* DATA SUPPLIED
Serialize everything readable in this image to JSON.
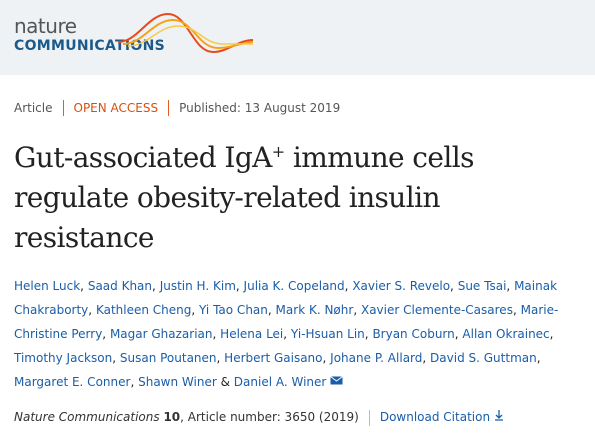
{
  "header": {
    "logo_top": "nature",
    "logo_bottom": "COMMUNICATIONS"
  },
  "article": {
    "type": "Article",
    "access": "OPEN ACCESS",
    "published": "Published: 13 August 2019",
    "title": {
      "main": "Gut-associated IgA",
      "sup": "+",
      "rest": " immune cells regulate obesity-related insulin resistance"
    },
    "authors": [
      "Helen Luck",
      "Saad Khan",
      "Justin H. Kim",
      "Julia K. Copeland",
      "Xavier S. Revelo",
      "Sue Tsai",
      "Mainak Chakraborty",
      "Kathleen Cheng",
      "Yi Tao Chan",
      "Mark K. Nøhr",
      "Xavier Clemente-Casares",
      "Marie-Christine Perry",
      "Magar Ghazarian",
      "Helena Lei",
      "Yi-Hsuan Lin",
      "Bryan Coburn",
      "Allan Okrainec",
      "Timothy Jackson",
      "Susan Poutanen",
      "Herbert Gaisano",
      "Johane P. Allard",
      "David S. Guttman",
      "Margaret E. Conner",
      "Shawn Winer",
      "Daniel A. Winer"
    ],
    "author_separator": ",",
    "last_separator": "&",
    "citation": {
      "journal": "Nature Communications",
      "volume": "10",
      "rest": ", Article number: 3650 (2019)"
    },
    "download": "Download Citation"
  }
}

* PROBLEM DETAILS
Every line of the material should be repeated precisely; pictures are to be excluded.

* WORKED SOLUTION
Serialize everything readable in this image to JSON.
{
  "header": {
    "logo_top": "nature",
    "logo_bottom": "COMMUNICATIONS"
  },
  "article": {
    "type": "Article",
    "access": "OPEN ACCESS",
    "published": "Published: 13 August 2019",
    "title": {
      "main": "Gut-associated IgA",
      "sup": "+",
      "rest": " immune cells regulate obesity-related insulin resistance"
    },
    "authors": [
      "Helen Luck",
      "Saad Khan",
      "Justin H. Kim",
      "Julia K. Copeland",
      "Xavier S. Revelo",
      "Sue Tsai",
      "Mainak Chakraborty",
      "Kathleen Cheng",
      "Yi Tao Chan",
      "Mark K. Nøhr",
      "Xavier Clemente-Casares",
      "Marie-Christine Perry",
      "Magar Ghazarian",
      "Helena Lei",
      "Yi-Hsuan Lin",
      "Bryan Coburn",
      "Allan Okrainec",
      "Timothy Jackson",
      "Susan Poutanen",
      "Herbert Gaisano",
      "Johane P. Allard",
      "David S. Guttman",
      "Margaret E. Conner",
      "Shawn Winer",
      "Daniel A. Winer"
    ],
    "author_separator": ",",
    "last_separator": "&",
    "citation": {
      "journal": "Nature Communications",
      "volume": "10",
      "rest": ", Article number: 3650 (2019)"
    },
    "download": "Download Citation"
  }
}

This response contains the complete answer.